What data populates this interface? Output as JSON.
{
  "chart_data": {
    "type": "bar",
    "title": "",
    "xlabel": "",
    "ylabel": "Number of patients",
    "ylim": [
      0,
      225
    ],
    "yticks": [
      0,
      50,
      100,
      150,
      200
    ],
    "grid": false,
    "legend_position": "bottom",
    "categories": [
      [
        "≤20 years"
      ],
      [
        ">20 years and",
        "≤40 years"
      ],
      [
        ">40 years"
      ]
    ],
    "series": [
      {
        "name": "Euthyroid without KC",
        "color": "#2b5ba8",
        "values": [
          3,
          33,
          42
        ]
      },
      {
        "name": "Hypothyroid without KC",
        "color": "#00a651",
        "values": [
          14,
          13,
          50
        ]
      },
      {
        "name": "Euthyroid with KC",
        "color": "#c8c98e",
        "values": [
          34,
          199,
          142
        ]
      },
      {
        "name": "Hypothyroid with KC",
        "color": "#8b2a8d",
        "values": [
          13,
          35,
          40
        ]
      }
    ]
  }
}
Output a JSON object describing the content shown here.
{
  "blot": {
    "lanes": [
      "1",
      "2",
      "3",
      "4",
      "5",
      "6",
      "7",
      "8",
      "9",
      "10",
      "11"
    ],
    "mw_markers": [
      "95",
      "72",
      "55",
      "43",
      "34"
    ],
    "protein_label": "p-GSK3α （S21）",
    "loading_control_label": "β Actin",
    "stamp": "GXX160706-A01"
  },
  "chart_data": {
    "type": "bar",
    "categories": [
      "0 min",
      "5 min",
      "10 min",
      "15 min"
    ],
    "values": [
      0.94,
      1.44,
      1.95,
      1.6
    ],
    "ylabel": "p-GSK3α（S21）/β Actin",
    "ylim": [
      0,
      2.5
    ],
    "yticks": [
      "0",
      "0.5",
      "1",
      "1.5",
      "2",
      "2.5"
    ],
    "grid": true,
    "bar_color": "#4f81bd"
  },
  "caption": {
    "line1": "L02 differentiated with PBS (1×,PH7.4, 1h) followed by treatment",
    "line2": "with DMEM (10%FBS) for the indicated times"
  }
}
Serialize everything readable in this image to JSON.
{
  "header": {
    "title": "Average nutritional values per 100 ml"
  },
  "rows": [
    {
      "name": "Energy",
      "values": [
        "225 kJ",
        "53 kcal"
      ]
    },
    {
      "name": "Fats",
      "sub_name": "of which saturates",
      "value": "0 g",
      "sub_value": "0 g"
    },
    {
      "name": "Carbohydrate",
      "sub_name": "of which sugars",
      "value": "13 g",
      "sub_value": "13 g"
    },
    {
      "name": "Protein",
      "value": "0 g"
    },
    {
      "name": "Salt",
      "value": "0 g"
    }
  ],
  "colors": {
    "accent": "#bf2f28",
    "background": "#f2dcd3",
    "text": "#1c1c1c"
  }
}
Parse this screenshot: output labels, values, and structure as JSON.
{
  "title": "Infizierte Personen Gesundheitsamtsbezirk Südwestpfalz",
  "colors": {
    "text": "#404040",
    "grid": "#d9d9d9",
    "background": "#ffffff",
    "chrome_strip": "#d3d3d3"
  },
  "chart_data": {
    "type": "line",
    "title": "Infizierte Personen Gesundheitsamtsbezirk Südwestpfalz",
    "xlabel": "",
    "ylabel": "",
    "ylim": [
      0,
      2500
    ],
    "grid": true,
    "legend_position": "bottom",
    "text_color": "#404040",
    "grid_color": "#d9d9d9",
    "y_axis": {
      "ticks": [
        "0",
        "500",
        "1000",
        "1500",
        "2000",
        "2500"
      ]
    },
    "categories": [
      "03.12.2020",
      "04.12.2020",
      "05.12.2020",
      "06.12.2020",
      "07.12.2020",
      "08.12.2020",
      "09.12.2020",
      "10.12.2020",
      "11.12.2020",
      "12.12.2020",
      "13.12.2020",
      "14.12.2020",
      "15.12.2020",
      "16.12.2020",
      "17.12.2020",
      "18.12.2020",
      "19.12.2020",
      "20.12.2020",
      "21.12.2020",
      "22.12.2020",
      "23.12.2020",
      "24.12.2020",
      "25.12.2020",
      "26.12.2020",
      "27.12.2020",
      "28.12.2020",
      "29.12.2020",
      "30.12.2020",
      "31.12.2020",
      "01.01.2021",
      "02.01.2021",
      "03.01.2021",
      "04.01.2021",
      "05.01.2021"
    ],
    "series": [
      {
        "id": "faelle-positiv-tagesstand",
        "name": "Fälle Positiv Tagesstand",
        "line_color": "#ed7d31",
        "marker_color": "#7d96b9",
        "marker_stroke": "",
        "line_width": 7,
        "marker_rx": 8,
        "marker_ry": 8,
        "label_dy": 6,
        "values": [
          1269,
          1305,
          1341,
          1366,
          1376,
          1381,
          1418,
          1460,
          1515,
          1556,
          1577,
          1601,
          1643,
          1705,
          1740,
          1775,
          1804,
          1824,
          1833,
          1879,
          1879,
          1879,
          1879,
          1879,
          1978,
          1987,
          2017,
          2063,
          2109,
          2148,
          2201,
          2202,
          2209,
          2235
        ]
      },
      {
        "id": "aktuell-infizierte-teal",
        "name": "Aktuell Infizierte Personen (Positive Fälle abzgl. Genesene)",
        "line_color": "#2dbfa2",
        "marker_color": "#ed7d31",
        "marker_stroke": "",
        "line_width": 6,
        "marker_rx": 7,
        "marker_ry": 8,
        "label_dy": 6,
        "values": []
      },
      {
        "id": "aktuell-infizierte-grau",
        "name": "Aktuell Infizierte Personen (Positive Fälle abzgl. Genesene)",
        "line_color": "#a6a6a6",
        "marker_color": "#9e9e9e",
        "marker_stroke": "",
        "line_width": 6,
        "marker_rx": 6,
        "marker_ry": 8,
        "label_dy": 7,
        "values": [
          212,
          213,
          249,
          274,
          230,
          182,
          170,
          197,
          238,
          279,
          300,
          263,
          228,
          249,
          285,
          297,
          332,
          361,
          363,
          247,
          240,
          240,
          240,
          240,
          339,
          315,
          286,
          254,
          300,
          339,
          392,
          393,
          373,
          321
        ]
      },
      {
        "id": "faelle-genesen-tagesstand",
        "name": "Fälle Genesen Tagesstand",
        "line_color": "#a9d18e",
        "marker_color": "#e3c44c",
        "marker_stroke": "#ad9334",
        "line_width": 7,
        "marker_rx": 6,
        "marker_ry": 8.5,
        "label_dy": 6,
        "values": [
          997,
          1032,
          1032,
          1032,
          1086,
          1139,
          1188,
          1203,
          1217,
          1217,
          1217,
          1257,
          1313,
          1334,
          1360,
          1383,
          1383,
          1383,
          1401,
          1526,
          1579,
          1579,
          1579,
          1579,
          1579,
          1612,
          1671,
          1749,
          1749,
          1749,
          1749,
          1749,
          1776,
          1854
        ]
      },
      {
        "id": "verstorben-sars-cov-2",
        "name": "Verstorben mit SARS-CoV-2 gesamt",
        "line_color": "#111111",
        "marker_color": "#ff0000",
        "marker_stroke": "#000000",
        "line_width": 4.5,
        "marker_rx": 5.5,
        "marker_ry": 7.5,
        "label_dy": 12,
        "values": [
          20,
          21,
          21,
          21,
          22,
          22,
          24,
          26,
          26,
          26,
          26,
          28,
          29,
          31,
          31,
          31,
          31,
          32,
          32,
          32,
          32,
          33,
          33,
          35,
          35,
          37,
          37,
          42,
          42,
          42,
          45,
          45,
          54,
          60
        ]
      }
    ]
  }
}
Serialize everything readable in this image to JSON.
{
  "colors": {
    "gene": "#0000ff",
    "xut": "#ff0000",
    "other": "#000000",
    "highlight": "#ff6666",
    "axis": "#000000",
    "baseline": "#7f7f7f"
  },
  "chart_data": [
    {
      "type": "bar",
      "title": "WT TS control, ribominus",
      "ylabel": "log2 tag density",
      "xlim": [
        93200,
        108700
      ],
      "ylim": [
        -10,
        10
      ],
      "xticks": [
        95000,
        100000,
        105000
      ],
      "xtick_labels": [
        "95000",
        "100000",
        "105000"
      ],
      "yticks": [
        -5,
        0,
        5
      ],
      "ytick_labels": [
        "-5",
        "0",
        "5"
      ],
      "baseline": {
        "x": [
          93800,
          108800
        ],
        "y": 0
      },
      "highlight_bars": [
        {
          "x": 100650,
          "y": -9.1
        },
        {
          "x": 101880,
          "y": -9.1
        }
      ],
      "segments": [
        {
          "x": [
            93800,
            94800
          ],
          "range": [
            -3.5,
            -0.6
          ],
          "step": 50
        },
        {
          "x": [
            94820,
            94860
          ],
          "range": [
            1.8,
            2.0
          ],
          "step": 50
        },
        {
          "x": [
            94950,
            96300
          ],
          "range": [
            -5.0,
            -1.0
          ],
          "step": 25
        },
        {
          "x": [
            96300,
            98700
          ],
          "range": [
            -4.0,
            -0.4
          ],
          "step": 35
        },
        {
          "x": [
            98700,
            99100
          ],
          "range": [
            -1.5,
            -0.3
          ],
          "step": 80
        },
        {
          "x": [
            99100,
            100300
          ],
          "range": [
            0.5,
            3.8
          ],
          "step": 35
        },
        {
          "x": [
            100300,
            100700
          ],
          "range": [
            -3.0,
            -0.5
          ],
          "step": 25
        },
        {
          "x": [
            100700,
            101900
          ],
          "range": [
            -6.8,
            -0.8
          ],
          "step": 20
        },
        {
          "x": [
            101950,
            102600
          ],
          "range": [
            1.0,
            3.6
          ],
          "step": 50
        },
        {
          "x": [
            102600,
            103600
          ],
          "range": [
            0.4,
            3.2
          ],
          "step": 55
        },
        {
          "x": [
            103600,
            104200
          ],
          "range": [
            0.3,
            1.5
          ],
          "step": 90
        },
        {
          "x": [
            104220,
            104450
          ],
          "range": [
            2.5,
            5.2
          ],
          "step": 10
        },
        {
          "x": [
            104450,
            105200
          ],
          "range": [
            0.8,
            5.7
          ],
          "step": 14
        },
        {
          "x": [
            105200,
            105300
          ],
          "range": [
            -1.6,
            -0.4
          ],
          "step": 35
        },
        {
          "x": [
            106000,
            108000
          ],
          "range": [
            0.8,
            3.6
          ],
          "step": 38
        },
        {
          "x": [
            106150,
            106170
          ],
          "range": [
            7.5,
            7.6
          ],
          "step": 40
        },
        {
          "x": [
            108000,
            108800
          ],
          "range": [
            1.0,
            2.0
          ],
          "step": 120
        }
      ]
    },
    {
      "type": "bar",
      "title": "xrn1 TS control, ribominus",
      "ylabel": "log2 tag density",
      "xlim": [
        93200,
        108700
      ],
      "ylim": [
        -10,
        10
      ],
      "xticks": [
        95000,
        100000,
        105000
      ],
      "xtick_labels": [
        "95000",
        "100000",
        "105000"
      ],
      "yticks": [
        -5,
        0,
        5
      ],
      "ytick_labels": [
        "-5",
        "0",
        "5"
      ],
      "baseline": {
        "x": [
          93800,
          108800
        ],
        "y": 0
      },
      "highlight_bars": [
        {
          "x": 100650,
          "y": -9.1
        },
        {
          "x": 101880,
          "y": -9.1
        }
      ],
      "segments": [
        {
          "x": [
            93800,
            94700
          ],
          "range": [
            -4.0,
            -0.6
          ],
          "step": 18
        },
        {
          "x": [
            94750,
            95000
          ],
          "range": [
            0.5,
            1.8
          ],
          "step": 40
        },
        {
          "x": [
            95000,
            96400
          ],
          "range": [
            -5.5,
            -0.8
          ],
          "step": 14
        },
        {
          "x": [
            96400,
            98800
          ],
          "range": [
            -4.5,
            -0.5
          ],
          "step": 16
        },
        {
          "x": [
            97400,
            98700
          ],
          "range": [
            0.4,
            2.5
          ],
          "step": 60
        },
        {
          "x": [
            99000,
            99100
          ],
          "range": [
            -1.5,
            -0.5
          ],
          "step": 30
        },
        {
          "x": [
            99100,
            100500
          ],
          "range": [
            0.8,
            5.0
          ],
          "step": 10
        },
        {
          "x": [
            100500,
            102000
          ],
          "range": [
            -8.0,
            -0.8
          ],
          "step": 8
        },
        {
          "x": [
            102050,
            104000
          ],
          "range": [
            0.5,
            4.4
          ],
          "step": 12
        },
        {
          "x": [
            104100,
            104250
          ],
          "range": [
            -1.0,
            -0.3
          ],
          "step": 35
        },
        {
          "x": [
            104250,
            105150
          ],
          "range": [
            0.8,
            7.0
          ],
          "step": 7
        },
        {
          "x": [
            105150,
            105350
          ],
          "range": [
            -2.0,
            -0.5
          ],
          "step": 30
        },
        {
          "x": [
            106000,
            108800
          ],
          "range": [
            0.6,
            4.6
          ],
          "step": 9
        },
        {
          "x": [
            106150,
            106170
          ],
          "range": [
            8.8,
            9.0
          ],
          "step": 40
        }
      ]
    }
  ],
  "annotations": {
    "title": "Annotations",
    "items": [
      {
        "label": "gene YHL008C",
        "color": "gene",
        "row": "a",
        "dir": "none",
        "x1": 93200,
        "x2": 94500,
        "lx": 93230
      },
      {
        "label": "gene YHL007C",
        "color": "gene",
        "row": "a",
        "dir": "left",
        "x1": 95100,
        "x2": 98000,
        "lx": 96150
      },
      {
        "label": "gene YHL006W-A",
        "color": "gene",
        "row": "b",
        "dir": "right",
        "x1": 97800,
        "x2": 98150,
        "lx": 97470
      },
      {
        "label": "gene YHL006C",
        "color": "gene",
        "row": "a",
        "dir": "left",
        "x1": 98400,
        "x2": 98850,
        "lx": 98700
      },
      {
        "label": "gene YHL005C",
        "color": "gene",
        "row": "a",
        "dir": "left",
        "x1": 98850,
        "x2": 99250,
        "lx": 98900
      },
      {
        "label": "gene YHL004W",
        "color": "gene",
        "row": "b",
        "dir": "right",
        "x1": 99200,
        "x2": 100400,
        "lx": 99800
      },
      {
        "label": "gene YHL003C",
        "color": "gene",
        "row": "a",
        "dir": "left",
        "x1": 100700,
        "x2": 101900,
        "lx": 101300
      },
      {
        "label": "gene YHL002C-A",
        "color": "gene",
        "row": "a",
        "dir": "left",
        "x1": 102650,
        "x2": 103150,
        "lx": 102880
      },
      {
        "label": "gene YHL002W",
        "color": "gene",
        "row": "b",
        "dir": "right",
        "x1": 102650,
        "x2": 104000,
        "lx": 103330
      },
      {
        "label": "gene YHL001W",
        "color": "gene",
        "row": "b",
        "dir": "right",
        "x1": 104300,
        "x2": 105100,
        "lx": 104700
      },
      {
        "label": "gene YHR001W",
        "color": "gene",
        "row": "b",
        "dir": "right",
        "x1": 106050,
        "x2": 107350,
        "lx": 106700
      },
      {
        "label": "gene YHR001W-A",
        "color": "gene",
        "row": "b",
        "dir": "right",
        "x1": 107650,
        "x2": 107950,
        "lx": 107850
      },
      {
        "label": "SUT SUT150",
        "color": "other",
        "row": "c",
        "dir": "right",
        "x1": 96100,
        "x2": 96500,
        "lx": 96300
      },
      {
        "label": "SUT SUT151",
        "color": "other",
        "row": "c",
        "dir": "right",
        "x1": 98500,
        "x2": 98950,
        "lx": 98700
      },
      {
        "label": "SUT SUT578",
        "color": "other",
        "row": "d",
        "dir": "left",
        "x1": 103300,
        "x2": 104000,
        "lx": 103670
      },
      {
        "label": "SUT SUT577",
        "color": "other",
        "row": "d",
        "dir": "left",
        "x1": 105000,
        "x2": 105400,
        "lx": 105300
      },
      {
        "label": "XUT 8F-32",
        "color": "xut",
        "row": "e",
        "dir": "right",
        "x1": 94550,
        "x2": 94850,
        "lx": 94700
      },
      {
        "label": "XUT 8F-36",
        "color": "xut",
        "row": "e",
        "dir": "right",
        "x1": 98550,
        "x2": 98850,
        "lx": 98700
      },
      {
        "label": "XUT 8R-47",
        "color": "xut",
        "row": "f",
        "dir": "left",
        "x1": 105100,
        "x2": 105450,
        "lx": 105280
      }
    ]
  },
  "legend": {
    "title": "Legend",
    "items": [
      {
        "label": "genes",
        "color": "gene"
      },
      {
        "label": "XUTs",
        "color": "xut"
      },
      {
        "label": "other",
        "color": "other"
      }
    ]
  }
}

※

> _EXERCISE AIM_: Go over the data and return every line that includes the word "Fälle".

> _YOUR SOLUTION_:
        "name": "Fälle Positiv Tagesstand",
        "name": "Aktuell Infizierte Personen (Positive Fälle abzgl. Genesene)",
        "name": "Aktuell Infizierte Personen (Positive Fälle abzgl. Genesene)",
        "name": "Fälle Genesen Tagesstand",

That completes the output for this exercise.